→ Directions
State how many lines of the entries hold the string "frac", and output nothing but that count.

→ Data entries
▬▬▬▬▬▬

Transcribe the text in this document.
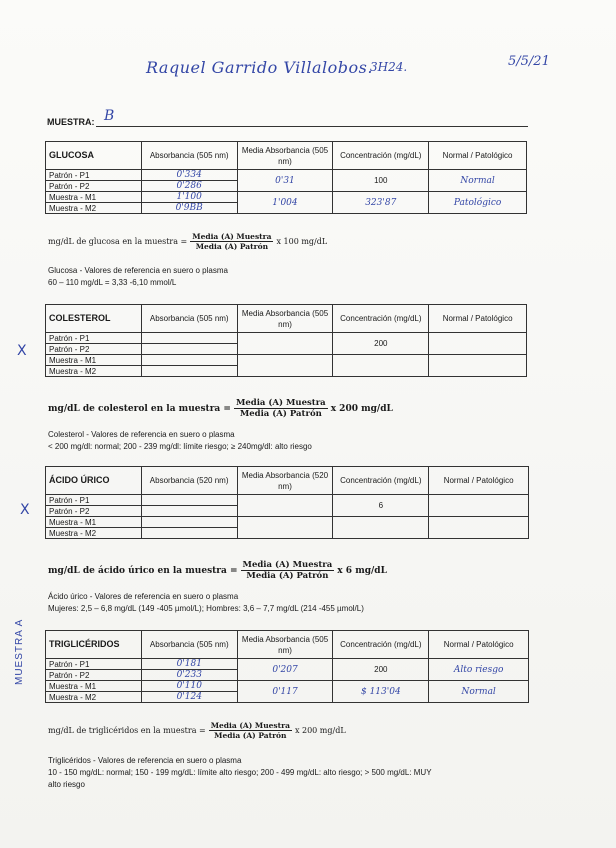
Raquel Garrido Villalobos.
3H24.	5/5/21
MUESTRA: B
GLUCOSA	Absorbancia (505 nm)	Media Absorbancia (505 nm)	Concentración (mg/dL)	Normal / Patológico
Patrón - P1	0'334	0'31	100	Normal
Patrón - P2	0'286			
Muestra - M1	1'100	1'004	323'87	Patológico
Muestra - M2	0'9BB			
mg/dL de glucosa en la muestra = $\frac{\text{Media (A) Muestra}}{\text{Media (A) Patrón}}$ x 100 mg/dL
Glucosa - Valores de referencia en suero o plasma
60 – 110 mg/dL = 3,33 -6,10 mmol/L
X
COLESTEROL	Absorbancia (505 nm)	Media Absorbancia (505 nm)	Concentración (mg/dL)	Normal / Patológico
Patrón - P1			200	
Patrón - P2				
Muestra - M1				
Muestra - M2				
mg/dL de colesterol en la muestra = $\frac{\text{Media (A) Muestra}}{\text{Media (A) Patrón}}$ x 200 mg/dL
Colesterol - Valores de referencia en suero o plasma
< 200 mg/dl: normal; 200 - 239 mg/dl: límite riesgo; ≥ 240mg/dl: alto riesgo
X
ÁCIDO ÚRICO	Absorbancia (520 nm)	Media Absorbancia (520 nm)	Concentración (mg/dL)	Normal / Patológico
Patrón - P1			6	
Patrón - P2				
Muestra - M1				
Muestra - M2				
mg/dL de ácido úrico en la muestra = $\frac{\text{Media (A) Muestra}}{\text{Media (A) Patrón}}$ x 6 mg/dL
Ácido úrico - Valores de referencia en suero o plasma
Mujeres: 2,5 – 6,8 mg/dL (149 -405 µmol/L); Hombres: 3,6 – 7,7 mg/dL (214 -455 µmol/L)
MUESTRA A	TRIGLICÉRIDOS	Absorbancia (505 nm)	Media Absorbancia (505 nm)	Concentración (mg/dL)	Normal / Patológico
Patrón - P1	0'181	0'207	200	Alto riesgo
Patrón - P2	0'233			
Muestra - M1	0'110	0'117	$ 113'04	Normal
Muestra - M2	0'124			
mg/dL de triglicéridos en la muestra = $\frac{\text{Media (A) Muestra}}{\text{Media (A) Patrón}}$ x 200 mg/dL
Triglicéridos - Valores de referencia en suero o plasma
10 - 150 mg/dL: normal; 150 - 199 mg/dL: límite alto riesgo; 200 - 499 mg/dL: alto riesgo; > 500 mg/dL: MUY
alto riesgo
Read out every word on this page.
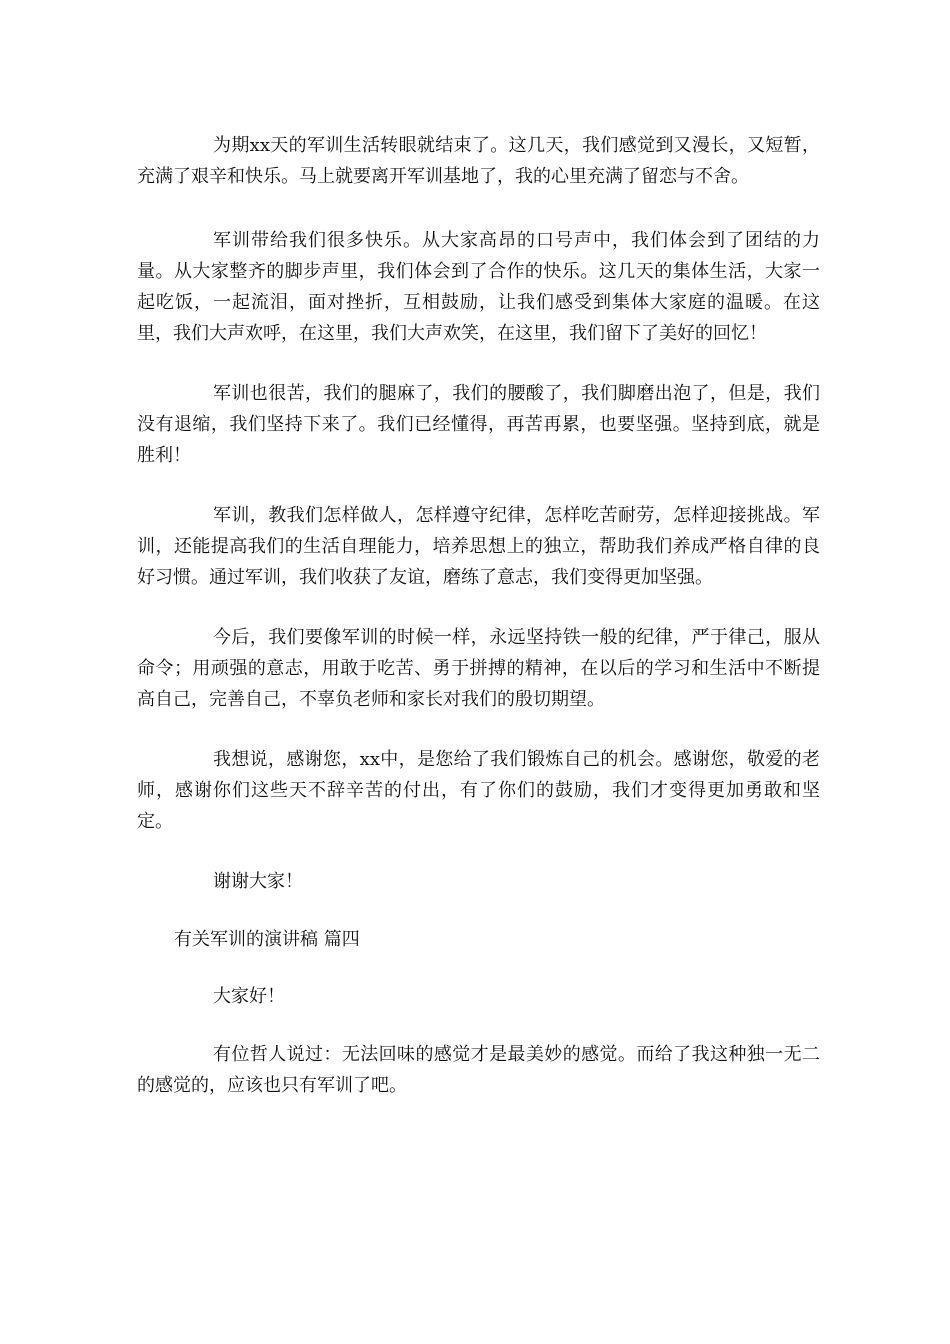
为期xx天的军训生活转眼就结束了。这几天，我们感觉到又漫长，又短暂，充满了艰辛和快乐。马上就要离开军训基地了，我的心里充满了留恋与不舍。

军训带给我们很多快乐。从大家高昂的口号声中，我们体会到了团结的力量。从大家整齐的脚步声里，我们体会到了合作的快乐。这几天的集体生活，大家一起吃饭，一起流泪，面对挫折，互相鼓励，让我们感受到集体大家庭的温暖。在这里，我们大声欢呼，在这里，我们大声欢笑，在这里，我们留下了美好的回忆！

军训也很苦，我们的腿麻了，我们的腰酸了，我们脚磨出泡了，但是，我们没有退缩，我们坚持下来了。我们已经懂得，再苦再累，也要坚强。坚持到底，就是胜利！

军训，教我们怎样做人，怎样遵守纪律，怎样吃苦耐劳，怎样迎接挑战。军训，还能提高我们的生活自理能力，培养思想上的独立，帮助我们养成严格自律的良好习惯。通过军训，我们收获了友谊，磨练了意志，我们变得更加坚强。

今后，我们要像军训的时候一样，永远坚持铁一般的纪律，严于律己，服从命令；用顽强的意志，用敢于吃苦、勇于拼搏的精神，在以后的学习和生活中不断提高自己，完善自己，不辜负老师和家长对我们的殷切期望。

我想说，感谢您，xx中，是您给了我们锻炼自己的机会。感谢您，敬爱的老师，感谢你们这些天不辞辛苦的付出，有了你们的鼓励，我们才变得更加勇敢和坚定。

谢谢大家！

有关军训的演讲稿 篇四

大家好！

有位哲人说过：无法回味的感觉才是最美妙的感觉。而给了我这种独一无二的感觉的，应该也只有军训了吧。
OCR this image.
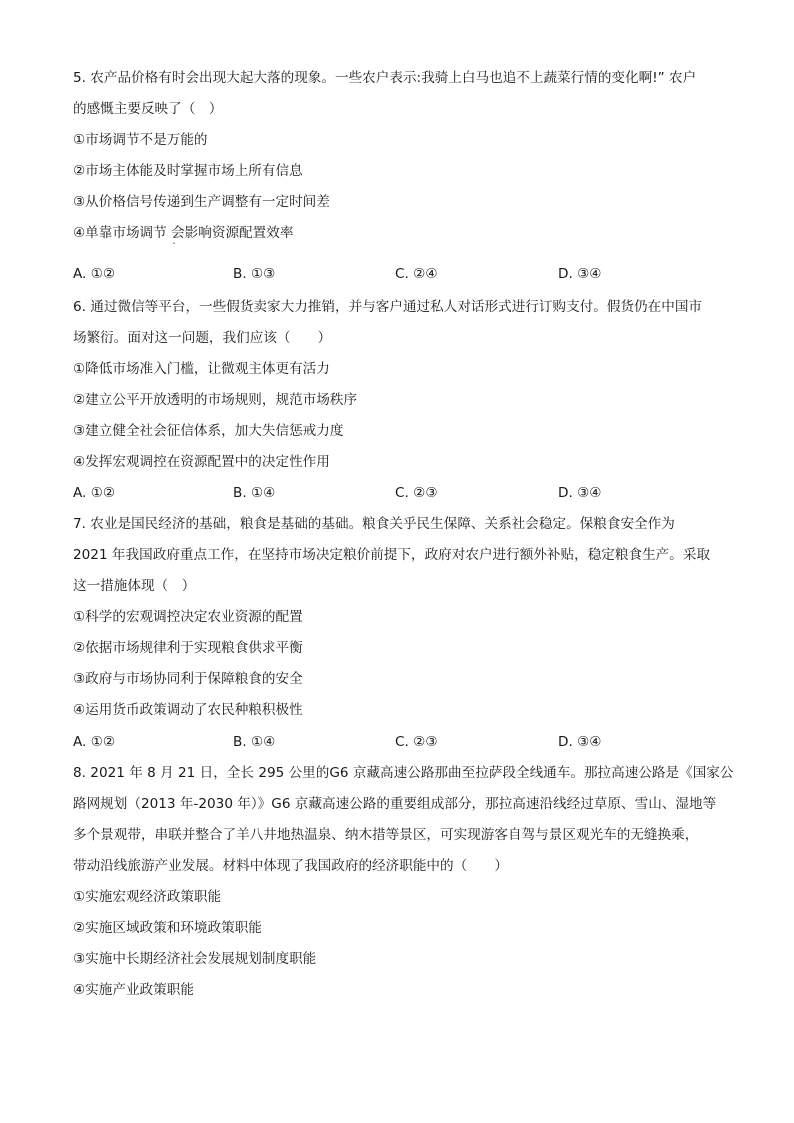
5. 农产品价格有时会出现大起大落的现象。一些农户表示:我骑上白马也追不上蔬菜行情的变化啊!” 农户
的感慨主要反映了（　）
①市场调节不是万能的
②市场主体能及时掌握市场上所有信息
③从价格信号传递到生产调整有一定时间差
④单靠市场调节 会影响资源配置效率
ˇ
A. ①②	B. ①③	C. ②④	D. ③④
6. 通过微信等平台，一些假货卖家大力推销，并与客户通过私人对话形式进行订购支付。假货仍在中国市
场繁衍。面对这一问题，我们应该（　　）
①降低市场准入门槛，让微观主体更有活力
②建立公平开放透明的市场规则，规范市场秩序
③建立健全社会征信体系，加大失信惩戒力度
④发挥宏观调控在资源配置中的决定性作用
A. ①②	B. ①④	C. ②③	D. ③④
7. 农业是国民经济的基础，粮食是基础的基础。粮食关乎民生保障、关系社会稳定。保粮食安全作为
2021 年我国政府重点工作，在坚持市场决定粮价前提下，政府对农户进行额外补贴，稳定粮食生产。采取
这一措施体现（　）
①科学的宏观调控决定农业资源的配置
②依据市场规律利于实现粮食供求平衡
③政府与市场协同利于保障粮食的安全
④运用货币政策调动了农民种粮积极性
A. ①②	B. ①④	C. ②③	D. ③④
8. 2021 年 8 月 21 日，全长 295 公里的G6 京藏高速公路那曲至拉萨段全线通车。那拉高速公路是《国家公
路网规划（2013 年-2030 年）》G6 京藏高速公路的重要组成部分，那拉高速沿线经过草原、雪山、湿地等
多个景观带，串联并整合了羊八井地热温泉、纳木措等景区，可实现游客自驾与景区观光车的无缝换乘，
带动沿线旅游产业发展。材料中体现了我国政府的经济职能中的（　　）
①实施宏观经济政策职能
②实施区域政策和环境政策职能
③实施中长期经济社会发展规划制度职能
④实施产业政策职能
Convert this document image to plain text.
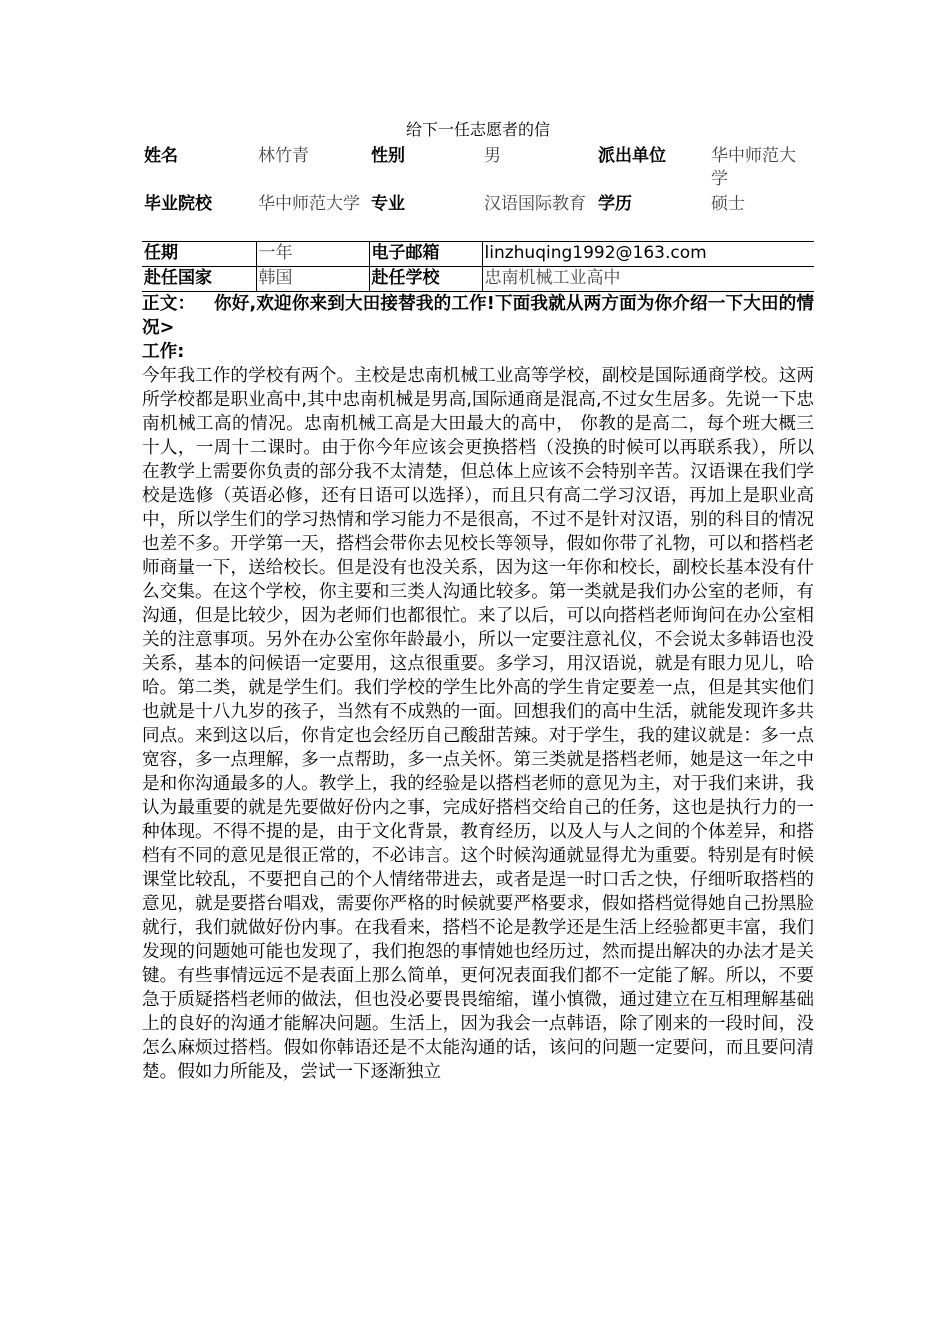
给下一任志愿者的信
姓名	林竹青	性别	男	派出单位	华中师范大学
毕业院校	华中师范大学	专业	汉语国际教育	学历	硕士
任期	一年	电子邮箱	linzhuqing1992@163.com		
赴任国家	韩国	赴任学校	忠南机械工业高中		
正文： 你好,欢迎你来到大田接替我的工作!下面我就从两方面为你介绍一下大田的情况>
工作:
今年我工作的学校有两个。主校是忠南机械工业高等学校，副校是国际通商学校。这两所学校都是职业高中,其中忠南机械是男高,国际通商是混高,不过女生居多。先说一下忠南机械工高的情况。忠南机械工高是大田最大的高中， 你教的是高二，每个班大概三十人，一周十二课时。由于你今年应该会更换搭档（没换的时候可以再联系我），所以在教学上需要你负责的部分我不太清楚，但总体上应该不会特别辛苦。汉语课在我们学校是选修（英语必修，还有日语可以选择），而且只有高二学习汉语，再加上是职业高中，所以学生们的学习热情和学习能力不是很高，不过不是针对汉语，别的科目的情况也差不多。开学第一天，搭档会带你去见校长等领导，假如你带了礼物，可以和搭档老师商量一下，送给校长。但是没有也没关系，因为这一年你和校长，副校长基本没有什么交集。在这个学校，你主要和三类人沟通比较多。第一类就是我们办公室的老师，有沟通，但是比较少，因为老师们也都很忙。来了以后，可以向搭档老师询问在办公室相关的注意事项。另外在办公室你年龄最小，所以一定要注意礼仪，不会说太多韩语也没关系，基本的问候语一定要用，这点很重要。多学习，用汉语说，就是有眼力见儿，哈哈。第二类，就是学生们。我们学校的学生比外高的学生肯定要差一点，但是其实他们也就是十八九岁的孩子，当然有不成熟的一面。回想我们的高中生活，就能发现许多共同点。来到这以后，你肯定也会经历自己酸甜苦辣。对于学生，我的建议就是：多一点宽容，多一点理解，多一点帮助，多一点关怀。第三类就是搭档老师，她是这一年之中是和你沟通最多的人。教学上，我的经验是以搭档老师的意见为主，对于我们来讲，我认为最重要的就是先要做好份内之事，完成好搭档交给自己的任务，这也是执行力的一种体现。不得不提的是，由于文化背景，教育经历，以及人与人之间的个体差异，和搭档有不同的意见是很正常的，不必讳言。这个时候沟通就显得尤为重要。特别是有时候课堂比较乱，不要把自己的个人情绪带进去，或者是逞一时口舌之快，仔细听取搭档的意见，就是要搭台唱戏，需要你严格的时候就要严格要求，假如搭档觉得她自己扮黑脸就行，我们就做好份内事。在我看来，搭档不论是教学还是生活上经验都更丰富，我们发现的问题她可能也发现了，我们抱怨的事情她也经历过，然而提出解决的办法才是关键。有些事情远远不是表面上那么简单，更何况表面我们都不一定能了解。所以，不要急于质疑搭档老师的做法，但也没必要畏畏缩缩，谨小慎微，通过建立在互相理解基础上的良好的沟通才能解决问题。生活上，因为我会一点韩语，除了刚来的一段时间，没怎么麻烦过搭档。假如你韩语还是不太能沟通的话，该问的问题一定要问，而且要问清楚。假如力所能及，尝试一下逐渐独立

▬▬▬▬▬▬

→ Result for this exercise
4